TASK BRIEF
Show every line below where "第一季度党员思想汇报" can be found.

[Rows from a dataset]
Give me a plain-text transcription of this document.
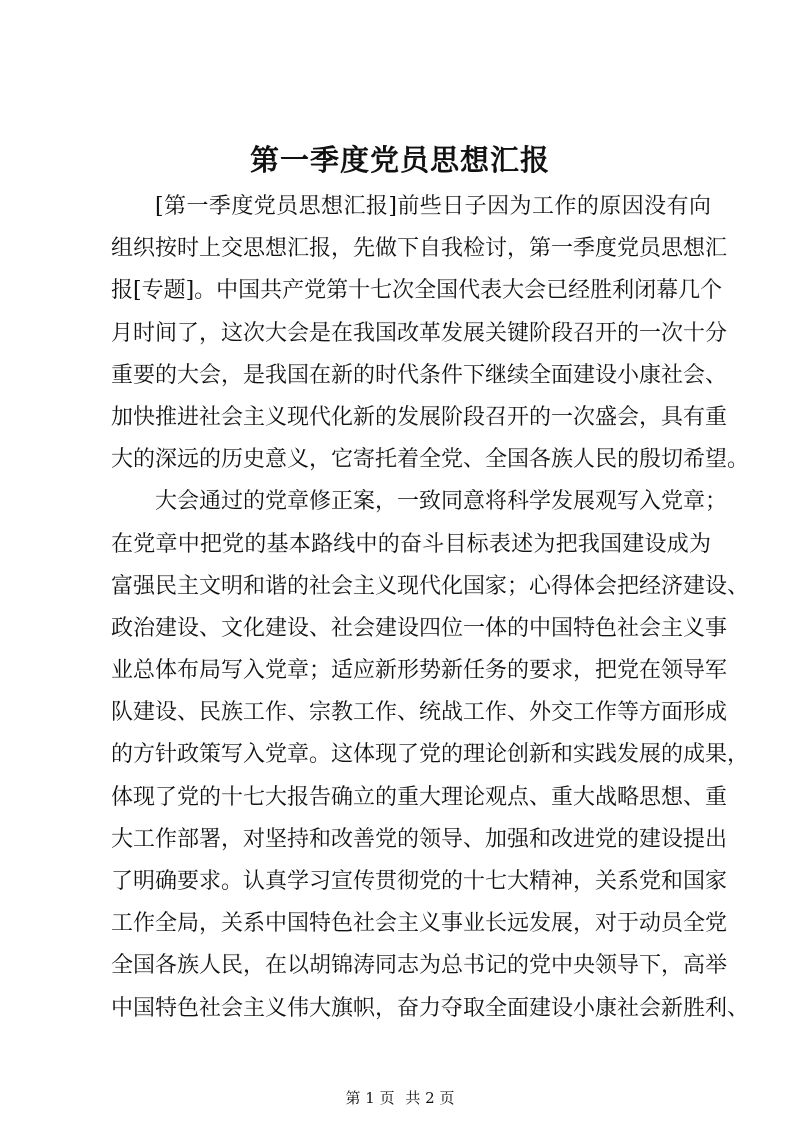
第一季度党员思想汇报
[第一季度党员思想汇报]前些日子因为工作的原因没有向
组织按时上交思想汇报，先做下自我检讨，第一季度党员思想汇
报[专题]。中国共产党第十七次全国代表大会已经胜利闭幕几个
月时间了，这次大会是在我国改革发展关键阶段召开的一次十分
重要的大会，是我国在新的时代条件下继续全面建设小康社会、
加快推进社会主义现代化新的发展阶段召开的一次盛会，具有重
大的深远的历史意义，它寄托着全党、全国各族人民的殷切希望。
大会通过的党章修正案，一致同意将科学发展观写入党章；
在党章中把党的基本路线中的奋斗目标表述为把我国建设成为
富强民主文明和谐的社会主义现代化国家；心得体会把经济建设、
政治建设、文化建设、社会建设四位一体的中国特色社会主义事
业总体布局写入党章；适应新形势新任务的要求，把党在领导军
队建设、民族工作、宗教工作、统战工作、外交工作等方面形成
的方针政策写入党章。这体现了党的理论创新和实践发展的成果，
体现了党的十七大报告确立的重大理论观点、重大战略思想、重
大工作部署，对坚持和改善党的领导、加强和改进党的建设提出
了明确要求。认真学习宣传贯彻党的十七大精神，关系党和国家
工作全局，关系中国特色社会主义事业长远发展，对于动员全党
全国各族人民，在以胡锦涛同志为总书记的党中央领导下，高举
中国特色社会主义伟大旗帜，奋力夺取全面建设小康社会新胜利、
第 1 页 共 2 页
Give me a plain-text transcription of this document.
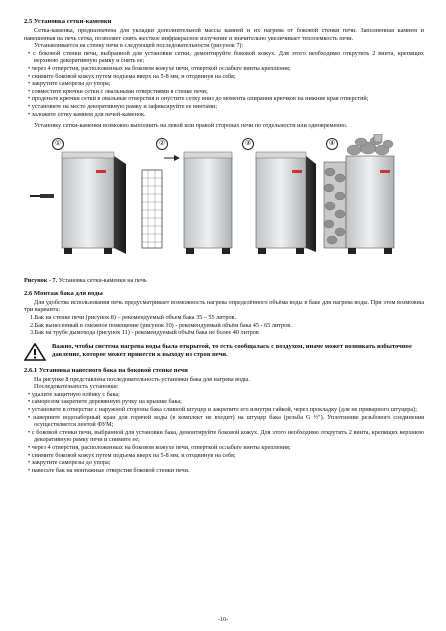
2.5 Установка сетки-каменки

Сетка-каменка, предназначена для укладки дополнительной массы камней и их нагрева от боковой стенки печи. Заполненная камнем и навешенная на печь сетка, позволяет снять жесткое инфракрасное излучение и значительно увеличивает теплоемкость печи.

Устанавливается на стенку печи в следующей последовательности (рисунок 7):

• с боковой стенки печи, выбранной для установки сетки, демонтируйте боковой кожух. Для этого необходимо открутить 2 винта, крепящих верхнюю декоративную рамку и снять ее;

• через 4 отверстия, расположенных на боковом кожухе печи, отверткой ослабьте винты крепления;

• снимите боковой кожух путем подъема вверх на 5-8 мм, и отодвинув на себя;

• закрутите саморезы до упора;

• совместите крючки сетки с овальными отверстиями в стенке печи;

• проденьте крючки сетки в овальные отверстия и опустите сетку вниз до момента опирания крючков на нижние края отверстий;

• установите на место декоративную рамку и зафиксируйте ее винтами;

• заложите сетку камнем для печей-каменок.

Установку сетки-каменки возможно выполнять на левой или правой сторонах печи по отдельности или одновременно.

①	②	③	④
Рисунок - 7. Установка сетки-каменки на печь
2.6 Монтаж бака для воды

Для удобства использования печь предусматривает возможность нагрева определённого объёма воды в баке для нагрева воды. При этом возможны три варианта:

1.Бак на стенке печи (рисунок 8) – рекомендуемый объем бака 35 – 55 литров.

2.Бак вынесенный в смежное помещение (рисунок 10) - рекомендуемый объём бака 45 - 65 литров.

3.Бак на трубе дымохода (рисунок 11) - рекомендуемый объём бака не более 40 литров

Важно, чтобы система нагрева воды была открытой, то есть сообщалась с воздухом, иначе может возникать избыточное давление, которое может привести к выходу из строя печи.
2.6.1 Установка навесного бака на боковой стенке печи

На рисунке 8 представлена последовательность установки бака для нагрева воды.

Последовательность установки:

• удалите защитную плёнку с бака;

• саморезом закрепите деревянную ручку на крышке бака;

• установите в отверстие с наружной стороны бака сливной штуцер и закрепите его изнутри гайкой, через прокладку (для не приварного штуцера);

• наверните водозаборный кран для горячей воды (в комплект не входит) на штуцер бака (резьба G ½"). Уплотнение резьбового соединения осуществляется лентой ФУМ;

• с боковой стенки печи, выбранной для установки бака, демонтируйте боковой кожух. Для этого необходимо открутить 2 винта, крепящих верхнюю декоративную рамку печи и снимите ее;

• через 4 отверстия, расположенных на боковом кожухе печи, отверткой ослабьте винты крепления;

• снимите боковой кожух путем подъема вверх на 5-8 мм, и отодвинув на себя;

• закрутите саморезы до упора;

• навесьте бак на монтажные отверстия боковой стенки печи.

-10-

EXERCISE SOLUTION
第一季度党员思想汇报
[第一季度党员思想汇报]前些日子因为工作的原因没有向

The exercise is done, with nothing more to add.